Figure record extracts
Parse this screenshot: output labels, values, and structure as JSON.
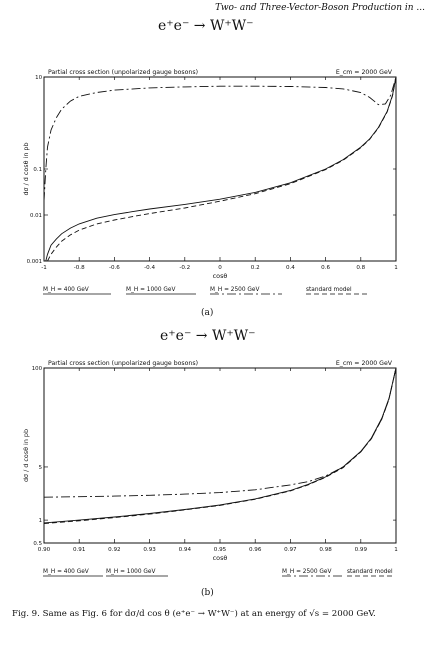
{
  "running_header": "Two- and Three-Vector-Boson Production in ...",
  "caption": "Fig. 9. Same as Fig. 6 for dσ/d cos θ (e⁺e⁻ → W⁺W⁻) at an energy of √s = 2000 GeV.",
  "line_styles": {
    "solid": "#111111",
    "dashed": "#111111",
    "dashdot": "#111111"
  },
  "chart_data": [
    {
      "panel_label": "(a)",
      "type": "line",
      "reaction": "e⁺e⁻ → W⁺W⁻",
      "title": "Partial cross section (unpolarized gauge bosons)",
      "energy_label": "E_cm = 2000 GeV",
      "xlabel": "cosθ",
      "ylabel": "dσ / d cosθ in pb",
      "xlim": [
        -1,
        1
      ],
      "ylim": [
        0.001,
        10
      ],
      "yscale": "log",
      "x_ticks": [
        -1,
        -0.8,
        -0.6,
        -0.4,
        -0.2,
        0,
        0.2,
        0.4,
        0.6,
        0.8,
        1
      ],
      "x_tick_labels": [
        "-1",
        "-0.8",
        "-0.6",
        "-0.4",
        "-0.2",
        "0",
        "0.2",
        "0.4",
        "0.6",
        "0.8",
        "1"
      ],
      "y_ticks": [
        0.001,
        0.01,
        0.1,
        10
      ],
      "y_tick_labels": [
        "0.001",
        "0.01",
        "0.1",
        "10"
      ],
      "legend": [
        {
          "label": "M_H = 400 GeV",
          "style": "solid"
        },
        {
          "label": "M_H = 1000 GeV",
          "style": "solid"
        },
        {
          "label": "M_H = 2500 GeV",
          "style": "dashdot"
        },
        {
          "label": "standard model",
          "style": "dashed"
        }
      ],
      "series": [
        {
          "style": "solid",
          "x": [
            -0.99,
            -0.98,
            -0.96,
            -0.93,
            -0.9,
            -0.85,
            -0.8,
            -0.7,
            -0.6,
            -0.5,
            -0.4,
            -0.2,
            0,
            0.2,
            0.4,
            0.6,
            0.7,
            0.8,
            0.85,
            0.9,
            0.95,
            0.98,
            1.0
          ],
          "y": [
            0.001,
            0.0014,
            0.0022,
            0.003,
            0.0039,
            0.0052,
            0.0064,
            0.0085,
            0.0102,
            0.0118,
            0.0135,
            0.017,
            0.022,
            0.031,
            0.05,
            0.1,
            0.16,
            0.3,
            0.45,
            0.8,
            1.8,
            4.0,
            10
          ]
        },
        {
          "style": "dashed",
          "x": [
            -0.98,
            -0.96,
            -0.93,
            -0.9,
            -0.85,
            -0.8,
            -0.7,
            -0.6,
            -0.5,
            -0.4,
            -0.2,
            0,
            0.2,
            0.4,
            0.6,
            0.7,
            0.8,
            0.85,
            0.9,
            0.95,
            0.98,
            1.0
          ],
          "y": [
            0.001,
            0.0014,
            0.002,
            0.0027,
            0.0037,
            0.0047,
            0.0064,
            0.0078,
            0.0092,
            0.0107,
            0.0142,
            0.02,
            0.029,
            0.048,
            0.097,
            0.155,
            0.29,
            0.44,
            0.78,
            1.75,
            3.9,
            10
          ]
        },
        {
          "style": "dashdot",
          "x": [
            -1.0,
            -0.99,
            -0.98,
            -0.96,
            -0.93,
            -0.9,
            -0.85,
            -0.8,
            -0.7,
            -0.6,
            -0.4,
            -0.2,
            0,
            0.2,
            0.4,
            0.6,
            0.7,
            0.8,
            0.85,
            0.88,
            0.9,
            0.94,
            0.97,
            1.0
          ],
          "y": [
            0.02,
            0.1,
            0.3,
            0.7,
            1.3,
            2.0,
            3.0,
            3.8,
            4.6,
            5.2,
            5.8,
            6.1,
            6.3,
            6.3,
            6.2,
            5.9,
            5.5,
            4.6,
            3.6,
            2.9,
            2.5,
            2.6,
            4.0,
            10
          ]
        }
      ]
    },
    {
      "panel_label": "(b)",
      "type": "line",
      "reaction": "e⁺e⁻ → W⁺W⁻",
      "title": "Partial cross section (unpolarized gauge bosons)",
      "energy_label": "E_cm = 2000 GeV",
      "xlabel": "cosθ",
      "ylabel": "dσ / d cosθ in pb",
      "xlim": [
        0.9,
        1.0
      ],
      "ylim": [
        0.5,
        100
      ],
      "yscale": "log",
      "x_ticks": [
        0.9,
        0.91,
        0.92,
        0.93,
        0.94,
        0.95,
        0.96,
        0.97,
        0.98,
        0.99,
        1.0
      ],
      "x_tick_labels": [
        "0.90",
        "0.91",
        "0.92",
        "0.93",
        "0.94",
        "0.95",
        "0.96",
        "0.97",
        "0.98",
        "0.99",
        "1"
      ],
      "y_ticks": [
        0.5,
        1,
        5,
        100
      ],
      "y_tick_labels": [
        "0.5",
        "1",
        "5",
        "100"
      ],
      "legend": [
        {
          "label": "M_H = 400 GeV",
          "style": "solid"
        },
        {
          "label": "M_H = 1000 GeV",
          "style": "solid"
        },
        {
          "label": "M_H = 2500 GeV",
          "style": "dashdot"
        },
        {
          "label": "standard model",
          "style": "dashed"
        }
      ],
      "series": [
        {
          "style": "solid",
          "x": [
            0.9,
            0.91,
            0.92,
            0.93,
            0.94,
            0.95,
            0.96,
            0.97,
            0.975,
            0.98,
            0.985,
            0.99,
            0.993,
            0.996,
            0.998,
            1.0
          ],
          "y": [
            0.92,
            1.0,
            1.1,
            1.22,
            1.38,
            1.58,
            1.9,
            2.45,
            2.95,
            3.7,
            5.0,
            8.0,
            12,
            22,
            40,
            100
          ]
        },
        {
          "style": "dashed",
          "x": [
            0.9,
            0.91,
            0.92,
            0.93,
            0.94,
            0.95,
            0.96,
            0.97,
            0.975,
            0.98,
            0.985,
            0.99,
            0.993,
            0.996,
            0.998,
            1.0
          ],
          "y": [
            0.9,
            0.98,
            1.08,
            1.2,
            1.36,
            1.56,
            1.88,
            2.42,
            2.9,
            3.65,
            4.9,
            7.9,
            11.8,
            21.5,
            39,
            100
          ]
        },
        {
          "style": "dashdot",
          "x": [
            0.9,
            0.91,
            0.92,
            0.93,
            0.94,
            0.95,
            0.96,
            0.97,
            0.975,
            0.98,
            0.985,
            0.99,
            0.993,
            0.996,
            0.998,
            1.0
          ],
          "y": [
            2.0,
            2.03,
            2.07,
            2.12,
            2.2,
            2.3,
            2.5,
            2.9,
            3.2,
            3.8,
            5.0,
            7.9,
            11.8,
            21.5,
            39,
            100
          ]
        }
      ]
    }
  ]
}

## The exercise
Take the listing above and print it exactly, apart from the pictures.

## Task solution
Parse this screenshot: output labels, values, and structure as JSON.
{
  "running_header": "Two- and Three-Vector-Boson Production in ...",
  "caption": "Fig. 9. Same as Fig. 6 for dσ/d cos θ (e⁺e⁻ → W⁺W⁻) at an energy of √s = 2000 GeV.",
  "line_styles": {
    "solid": "#111111",
    "dashed": "#111111",
    "dashdot": "#111111"
  },
  "chart_data": [
    {
      "panel_label": "(a)",
      "type": "line",
      "reaction": "e⁺e⁻ → W⁺W⁻",
      "title": "Partial cross section (unpolarized gauge bosons)",
      "energy_label": "E_cm = 2000 GeV",
      "xlabel": "cosθ",
      "ylabel": "dσ / d cosθ in pb",
      "xlim": [
        -1,
        1
      ],
      "ylim": [
        0.001,
        10
      ],
      "yscale": "log",
      "x_ticks": [
        -1,
        -0.8,
        -0.6,
        -0.4,
        -0.2,
        0,
        0.2,
        0.4,
        0.6,
        0.8,
        1
      ],
      "x_tick_labels": [
        "-1",
        "-0.8",
        "-0.6",
        "-0.4",
        "-0.2",
        "0",
        "0.2",
        "0.4",
        "0.6",
        "0.8",
        "1"
      ],
      "y_ticks": [
        0.001,
        0.01,
        0.1,
        10
      ],
      "y_tick_labels": [
        "0.001",
        "0.01",
        "0.1",
        "10"
      ],
      "legend": [
        {
          "label": "M_H = 400 GeV",
          "style": "solid"
        },
        {
          "label": "M_H = 1000 GeV",
          "style": "solid"
        },
        {
          "label": "M_H = 2500 GeV",
          "style": "dashdot"
        },
        {
          "label": "standard model",
          "style": "dashed"
        }
      ],
      "series": [
        {
          "style": "solid",
          "x": [
            -0.99,
            -0.98,
            -0.96,
            -0.93,
            -0.9,
            -0.85,
            -0.8,
            -0.7,
            -0.6,
            -0.5,
            -0.4,
            -0.2,
            0,
            0.2,
            0.4,
            0.6,
            0.7,
            0.8,
            0.85,
            0.9,
            0.95,
            0.98,
            1.0
          ],
          "y": [
            0.001,
            0.0014,
            0.0022,
            0.003,
            0.0039,
            0.0052,
            0.0064,
            0.0085,
            0.0102,
            0.0118,
            0.0135,
            0.017,
            0.022,
            0.031,
            0.05,
            0.1,
            0.16,
            0.3,
            0.45,
            0.8,
            1.8,
            4.0,
            10
          ]
        },
        {
          "style": "dashed",
          "x": [
            -0.98,
            -0.96,
            -0.93,
            -0.9,
            -0.85,
            -0.8,
            -0.7,
            -0.6,
            -0.5,
            -0.4,
            -0.2,
            0,
            0.2,
            0.4,
            0.6,
            0.7,
            0.8,
            0.85,
            0.9,
            0.95,
            0.98,
            1.0
          ],
          "y": [
            0.001,
            0.0014,
            0.002,
            0.0027,
            0.0037,
            0.0047,
            0.0064,
            0.0078,
            0.0092,
            0.0107,
            0.0142,
            0.02,
            0.029,
            0.048,
            0.097,
            0.155,
            0.29,
            0.44,
            0.78,
            1.75,
            3.9,
            10
          ]
        },
        {
          "style": "dashdot",
          "x": [
            -1.0,
            -0.99,
            -0.98,
            -0.96,
            -0.93,
            -0.9,
            -0.85,
            -0.8,
            -0.7,
            -0.6,
            -0.4,
            -0.2,
            0,
            0.2,
            0.4,
            0.6,
            0.7,
            0.8,
            0.85,
            0.88,
            0.9,
            0.94,
            0.97,
            1.0
          ],
          "y": [
            0.02,
            0.1,
            0.3,
            0.7,
            1.3,
            2.0,
            3.0,
            3.8,
            4.6,
            5.2,
            5.8,
            6.1,
            6.3,
            6.3,
            6.2,
            5.9,
            5.5,
            4.6,
            3.6,
            2.9,
            2.5,
            2.6,
            4.0,
            10
          ]
        }
      ]
    },
    {
      "panel_label": "(b)",
      "type": "line",
      "reaction": "e⁺e⁻ → W⁺W⁻",
      "title": "Partial cross section (unpolarized gauge bosons)",
      "energy_label": "E_cm = 2000 GeV",
      "xlabel": "cosθ",
      "ylabel": "dσ / d cosθ in pb",
      "xlim": [
        0.9,
        1.0
      ],
      "ylim": [
        0.5,
        100
      ],
      "yscale": "log",
      "x_ticks": [
        0.9,
        0.91,
        0.92,
        0.93,
        0.94,
        0.95,
        0.96,
        0.97,
        0.98,
        0.99,
        1.0
      ],
      "x_tick_labels": [
        "0.90",
        "0.91",
        "0.92",
        "0.93",
        "0.94",
        "0.95",
        "0.96",
        "0.97",
        "0.98",
        "0.99",
        "1"
      ],
      "y_ticks": [
        0.5,
        1,
        5,
        100
      ],
      "y_tick_labels": [
        "0.5",
        "1",
        "5",
        "100"
      ],
      "legend": [
        {
          "label": "M_H = 400 GeV",
          "style": "solid"
        },
        {
          "label": "M_H = 1000 GeV",
          "style": "solid"
        },
        {
          "label": "M_H = 2500 GeV",
          "style": "dashdot"
        },
        {
          "label": "standard model",
          "style": "dashed"
        }
      ],
      "series": [
        {
          "style": "solid",
          "x": [
            0.9,
            0.91,
            0.92,
            0.93,
            0.94,
            0.95,
            0.96,
            0.97,
            0.975,
            0.98,
            0.985,
            0.99,
            0.993,
            0.996,
            0.998,
            1.0
          ],
          "y": [
            0.92,
            1.0,
            1.1,
            1.22,
            1.38,
            1.58,
            1.9,
            2.45,
            2.95,
            3.7,
            5.0,
            8.0,
            12,
            22,
            40,
            100
          ]
        },
        {
          "style": "dashed",
          "x": [
            0.9,
            0.91,
            0.92,
            0.93,
            0.94,
            0.95,
            0.96,
            0.97,
            0.975,
            0.98,
            0.985,
            0.99,
            0.993,
            0.996,
            0.998,
            1.0
          ],
          "y": [
            0.9,
            0.98,
            1.08,
            1.2,
            1.36,
            1.56,
            1.88,
            2.42,
            2.9,
            3.65,
            4.9,
            7.9,
            11.8,
            21.5,
            39,
            100
          ]
        },
        {
          "style": "dashdot",
          "x": [
            0.9,
            0.91,
            0.92,
            0.93,
            0.94,
            0.95,
            0.96,
            0.97,
            0.975,
            0.98,
            0.985,
            0.99,
            0.993,
            0.996,
            0.998,
            1.0
          ],
          "y": [
            2.0,
            2.03,
            2.07,
            2.12,
            2.2,
            2.3,
            2.5,
            2.9,
            3.2,
            3.8,
            5.0,
            7.9,
            11.8,
            21.5,
            39,
            100
          ]
        }
      ]
    }
  ]
}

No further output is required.